**WORK INSTRUCTIONS**
Output each entry verbatim and exclude every picture from it.
BEGIN INPUT RECORDS
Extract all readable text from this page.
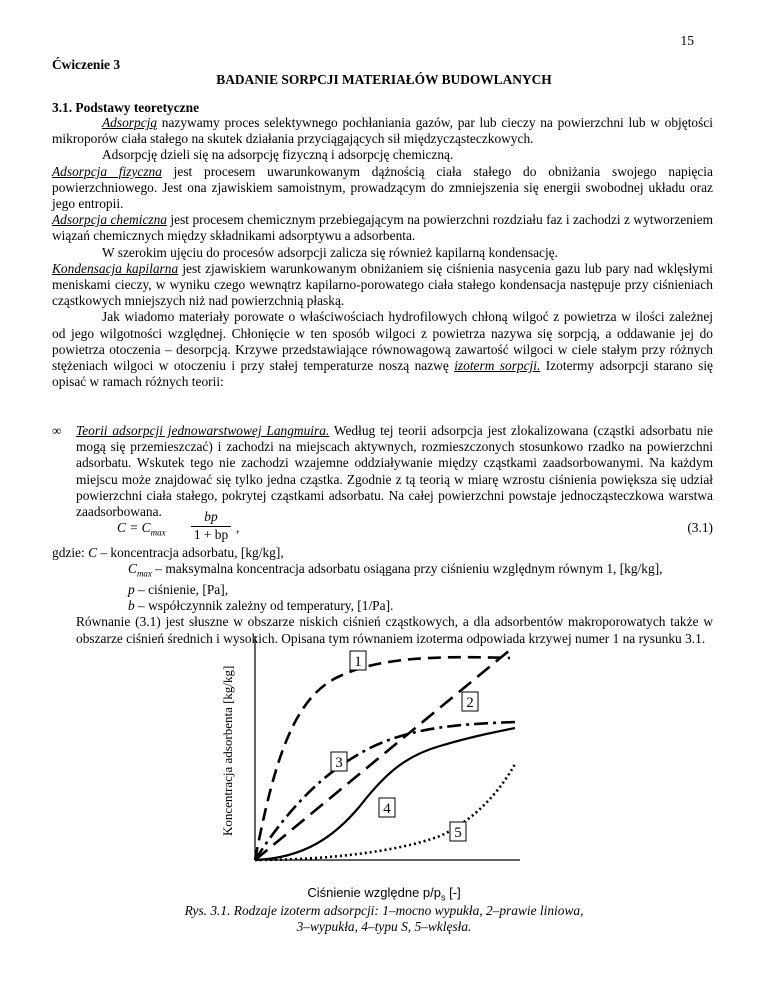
15
Ćwiczenie 3
BADANIE SORPCJI MATERIAŁÓW BUDOWLANYCH
3.1. Podstawy teoretyczne

Adsorpcją nazywamy proces selektywnego pochłaniania gazów, par lub cieczy na powierzchni lub w objętości mikroporów ciała stałego na skutek działania przyciągających sił międzycząsteczkowych.

Adsorpcję dzieli się na adsorpcję fizyczną i adsorpcję chemiczną.

Adsorpcja fizyczna jest procesem uwarunkowanym dążnością ciała stałego do obniżania swojego napięcia powierzchniowego. Jest ona zjawiskiem samoistnym, prowadzącym do zmniejszenia się energii swobodnej układu oraz jego entropii.

Adsorpcja chemiczna jest procesem chemicznym przebiegającym na powierzchni rozdziału faz i zachodzi z wytworzeniem wiązań chemicznych między składnikami adsorptywu a adsorbenta.

W szerokim ujęciu do procesów adsorpcji zalicza się również kapilarną kondensację.

Kondensacja kapilarna jest zjawiskiem warunkowanym obniżaniem się ciśnienia nasycenia gazu lub pary nad wklęsłymi meniskami cieczy, w wyniku czego wewnątrz kapilarno-porowatego ciała stałego kondensacja następuje przy ciśnieniach cząstkowych mniejszych niż nad powierzchnią płaską.

Jak wiadomo materiały porowate o właściwościach hydrofilowych chłoną wilgoć z powietrza w ilości zależnej od jego wilgotności względnej. Chłonięcie w ten sposób wilgoci z powietrza nazywa się sorpcją, a oddawanie jej do powietrza otoczenia – desorpcją. Krzywe przedstawiające równowagową zawartość wilgoci w ciele stałym przy różnych stężeniach wilgoci w otoczeniu i przy stałej temperaturze noszą nazwę izoterm sorpcji. Izotermy adsorpcji starano się opisać w ramach różnych teorii:

∞ Teorii adsorpcji jednowarstwowej Langmuira. Według tej teorii adsorpcja jest zlokalizowana (cząstki adsorbatu nie mogą się przemieszczać) i zachodzi na miejscach aktywnych, rozmieszczonych stosunkowo rzadko na powierzchni adsorbatu. Wskutek tego nie zachodzi wzajemne oddziaływanie między cząstkami zaadsorbowanymi. Na każdym miejscu może znajdować się tylko jedna cząstka. Zgodnie z tą teorią w miarę wzrostu ciśnienia powiększa się udział powierzchni ciała stałego, pokrytej cząstkami adsorbatu. Na całej powierzchni powstaje jednocząsteczkowa warstwa zaadsorbowana.
$C = C_{max} \frac{bp}{1 + bp}$ ,	(3.1)
gdzie: C – koncentracja adsorbatu, [kg/kg],
$C_{max}$ – maksymalna koncentracja adsorbatu osiągana przy ciśnieniu względnym równym 1, [kg/kg],
p – ciśnienie, [Pa],
b – współczynnik zależny od temperatury, [1/Pa].
Równanie (3.1) jest słuszne w obszarze niskich ciśnień cząstkowych, a dla adsorbentów makroporowatych także w obszarze ciśnień średnich i wysokich. Opisana tym równaniem izoterma odpowiada krzywej numer 1 na rysunku 3.1.
Koncentracja adsorbenta [kg/kg]
1
2
3
4
5
Ciśnienie względne $p/p_s$ [-]
Rys. 3.1. Rodzaje izoterm adsorpcji: 1–mocno wypukła, 2–prawie liniowa,
3–wypukła, 4–typu S, 5–wklęsła.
END INPUT RECORDS
**CORRECT RESULT**
Extract all readable text from this page.
15
Ćwiczenie 3
BADANIE SORPCJI MATERIAŁÓW BUDOWLANYCH
3.1. Podstawy teoretyczne

Adsorpcją nazywamy proces selektywnego pochłaniania gazów, par lub cieczy na powierzchni lub w objętości mikroporów ciała stałego na skutek działania przyciągających sił międzycząsteczkowych.

Adsorpcję dzieli się na adsorpcję fizyczną i adsorpcję chemiczną.

Adsorpcja fizyczna jest procesem uwarunkowanym dążnością ciała stałego do obniżania swojego napięcia powierzchniowego. Jest ona zjawiskiem samoistnym, prowadzącym do zmniejszenia się energii swobodnej układu oraz jego entropii.

Adsorpcja chemiczna jest procesem chemicznym przebiegającym na powierzchni rozdziału faz i zachodzi z wytworzeniem wiązań chemicznych między składnikami adsorptywu a adsorbenta.

W szerokim ujęciu do procesów adsorpcji zalicza się również kapilarną kondensację.

Kondensacja kapilarna jest zjawiskiem warunkowanym obniżaniem się ciśnienia nasycenia gazu lub pary nad wklęsłymi meniskami cieczy, w wyniku czego wewnątrz kapilarno-porowatego ciała stałego kondensacja następuje przy ciśnieniach cząstkowych mniejszych niż nad powierzchnią płaską.

Jak wiadomo materiały porowate o właściwościach hydrofilowych chłoną wilgoć z powietrza w ilości zależnej od jego wilgotności względnej. Chłonięcie w ten sposób wilgoci z powietrza nazywa się sorpcją, a oddawanie jej do powietrza otoczenia – desorpcją. Krzywe przedstawiające równowagową zawartość wilgoci w ciele stałym przy różnych stężeniach wilgoci w otoczeniu i przy stałej temperaturze noszą nazwę izoterm sorpcji. Izotermy adsorpcji starano się opisać w ramach różnych teorii:

∞ Teorii adsorpcji jednowarstwowej Langmuira. Według tej teorii adsorpcja jest zlokalizowana (cząstki adsorbatu nie mogą się przemieszczać) i zachodzi na miejscach aktywnych, rozmieszczonych stosunkowo rzadko na powierzchni adsorbatu. Wskutek tego nie zachodzi wzajemne oddziaływanie między cząstkami zaadsorbowanymi. Na każdym miejscu może znajdować się tylko jedna cząstka. Zgodnie z tą teorią w miarę wzrostu ciśnienia powiększa się udział powierzchni ciała stałego, pokrytej cząstkami adsorbatu. Na całej powierzchni powstaje jednocząsteczkowa warstwa zaadsorbowana.
$C = C_{max} \frac{bp}{1 + bp}$ ,	(3.1)
gdzie: C – koncentracja adsorbatu, [kg/kg],
$C_{max}$ – maksymalna koncentracja adsorbatu osiągana przy ciśnieniu względnym równym 1, [kg/kg],
p – ciśnienie, [Pa],
b – współczynnik zależny od temperatury, [1/Pa].
Równanie (3.1) jest słuszne w obszarze niskich ciśnień cząstkowych, a dla adsorbentów makroporowatych także w obszarze ciśnień średnich i wysokich. Opisana tym równaniem izoterma odpowiada krzywej numer 1 na rysunku 3.1.
Koncentracja adsorbenta [kg/kg]
1
2
3
4
5
Ciśnienie względne $p/p_s$ [-]
Rys. 3.1. Rodzaje izoterm adsorpcji: 1–mocno wypukła, 2–prawie liniowa,
3–wypukła, 4–typu S, 5–wklęsła.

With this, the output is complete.